**Supplied material**
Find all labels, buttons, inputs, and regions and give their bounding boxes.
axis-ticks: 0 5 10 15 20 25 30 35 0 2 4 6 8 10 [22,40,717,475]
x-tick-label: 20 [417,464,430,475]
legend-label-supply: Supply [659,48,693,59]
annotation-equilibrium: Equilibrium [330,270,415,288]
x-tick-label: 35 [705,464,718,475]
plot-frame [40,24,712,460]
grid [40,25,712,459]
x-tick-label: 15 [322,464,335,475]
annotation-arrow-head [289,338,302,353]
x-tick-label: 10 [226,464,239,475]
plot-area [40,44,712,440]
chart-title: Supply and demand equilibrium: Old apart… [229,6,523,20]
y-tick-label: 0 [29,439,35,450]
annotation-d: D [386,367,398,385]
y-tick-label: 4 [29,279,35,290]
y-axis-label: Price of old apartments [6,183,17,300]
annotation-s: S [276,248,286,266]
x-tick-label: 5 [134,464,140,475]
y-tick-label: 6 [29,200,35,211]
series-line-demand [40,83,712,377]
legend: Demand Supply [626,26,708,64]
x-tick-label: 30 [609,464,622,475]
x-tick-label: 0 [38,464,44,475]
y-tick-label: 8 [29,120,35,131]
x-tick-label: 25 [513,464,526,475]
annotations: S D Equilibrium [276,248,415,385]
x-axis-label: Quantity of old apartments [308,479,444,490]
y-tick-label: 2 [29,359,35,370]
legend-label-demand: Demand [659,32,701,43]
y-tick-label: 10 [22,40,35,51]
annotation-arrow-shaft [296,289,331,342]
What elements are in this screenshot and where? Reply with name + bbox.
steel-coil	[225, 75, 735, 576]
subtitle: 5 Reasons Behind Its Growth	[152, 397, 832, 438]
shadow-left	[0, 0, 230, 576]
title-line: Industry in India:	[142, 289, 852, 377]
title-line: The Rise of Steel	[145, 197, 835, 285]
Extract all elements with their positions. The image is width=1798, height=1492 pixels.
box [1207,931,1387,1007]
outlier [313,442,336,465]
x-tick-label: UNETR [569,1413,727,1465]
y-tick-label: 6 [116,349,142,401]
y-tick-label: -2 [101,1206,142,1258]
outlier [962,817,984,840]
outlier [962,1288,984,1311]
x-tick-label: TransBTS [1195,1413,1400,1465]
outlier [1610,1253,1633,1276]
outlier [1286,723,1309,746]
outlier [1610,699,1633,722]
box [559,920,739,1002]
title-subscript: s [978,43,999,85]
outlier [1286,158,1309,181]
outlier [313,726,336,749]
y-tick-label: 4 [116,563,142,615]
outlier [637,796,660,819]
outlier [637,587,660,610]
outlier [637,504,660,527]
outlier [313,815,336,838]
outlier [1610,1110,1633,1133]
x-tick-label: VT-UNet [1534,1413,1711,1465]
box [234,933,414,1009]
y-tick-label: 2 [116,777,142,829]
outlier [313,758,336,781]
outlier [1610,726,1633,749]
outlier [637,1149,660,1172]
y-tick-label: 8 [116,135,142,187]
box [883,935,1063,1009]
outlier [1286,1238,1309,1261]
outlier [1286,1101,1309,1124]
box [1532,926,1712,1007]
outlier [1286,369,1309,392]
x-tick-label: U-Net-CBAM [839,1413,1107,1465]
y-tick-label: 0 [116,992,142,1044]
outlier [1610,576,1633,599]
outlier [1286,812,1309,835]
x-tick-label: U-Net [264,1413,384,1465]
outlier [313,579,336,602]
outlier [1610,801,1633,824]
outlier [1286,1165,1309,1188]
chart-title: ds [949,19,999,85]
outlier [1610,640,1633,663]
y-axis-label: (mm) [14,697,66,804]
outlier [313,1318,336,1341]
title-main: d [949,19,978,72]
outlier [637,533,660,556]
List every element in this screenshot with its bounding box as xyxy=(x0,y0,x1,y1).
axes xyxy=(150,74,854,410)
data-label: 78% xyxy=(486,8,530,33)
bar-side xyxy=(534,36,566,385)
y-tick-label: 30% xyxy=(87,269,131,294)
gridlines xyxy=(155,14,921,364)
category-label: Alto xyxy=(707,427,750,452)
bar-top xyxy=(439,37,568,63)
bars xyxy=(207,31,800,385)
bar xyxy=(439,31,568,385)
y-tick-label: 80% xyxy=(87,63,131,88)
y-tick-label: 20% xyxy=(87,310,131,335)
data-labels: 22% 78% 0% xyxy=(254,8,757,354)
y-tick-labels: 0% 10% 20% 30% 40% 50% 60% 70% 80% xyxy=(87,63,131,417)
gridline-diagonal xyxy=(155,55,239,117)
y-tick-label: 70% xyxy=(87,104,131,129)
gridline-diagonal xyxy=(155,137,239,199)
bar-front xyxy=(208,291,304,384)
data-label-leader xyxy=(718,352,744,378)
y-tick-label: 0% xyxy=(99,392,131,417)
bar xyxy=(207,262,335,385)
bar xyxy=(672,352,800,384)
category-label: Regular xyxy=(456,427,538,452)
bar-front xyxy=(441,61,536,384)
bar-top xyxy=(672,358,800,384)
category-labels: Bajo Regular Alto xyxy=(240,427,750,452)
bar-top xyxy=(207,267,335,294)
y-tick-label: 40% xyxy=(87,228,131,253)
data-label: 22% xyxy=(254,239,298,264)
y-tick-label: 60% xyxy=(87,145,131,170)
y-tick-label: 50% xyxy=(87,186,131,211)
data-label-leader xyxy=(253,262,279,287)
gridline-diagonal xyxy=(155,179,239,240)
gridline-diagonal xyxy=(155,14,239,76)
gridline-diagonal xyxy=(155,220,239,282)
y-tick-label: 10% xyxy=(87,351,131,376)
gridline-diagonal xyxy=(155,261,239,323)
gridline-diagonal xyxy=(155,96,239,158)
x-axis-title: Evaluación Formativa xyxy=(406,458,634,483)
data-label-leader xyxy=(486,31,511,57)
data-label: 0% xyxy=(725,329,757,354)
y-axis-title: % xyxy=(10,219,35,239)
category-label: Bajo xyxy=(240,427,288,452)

**Exercise prompt**
Copy the items from the start through the line that contains "legend-label-supply: Supply [659,48,693,59]", reproducing each line in that stretch without any change.

**The reply**
Find all labels, buttons, inputs, and regions and give their bounding boxes.
axis-ticks: 0 5 10 15 20 25 30 35 0 2 4 6 8 10 [22,40,717,475]
x-tick-label: 20 [417,464,430,475]
legend-label-supply: Supply [659,48,693,59]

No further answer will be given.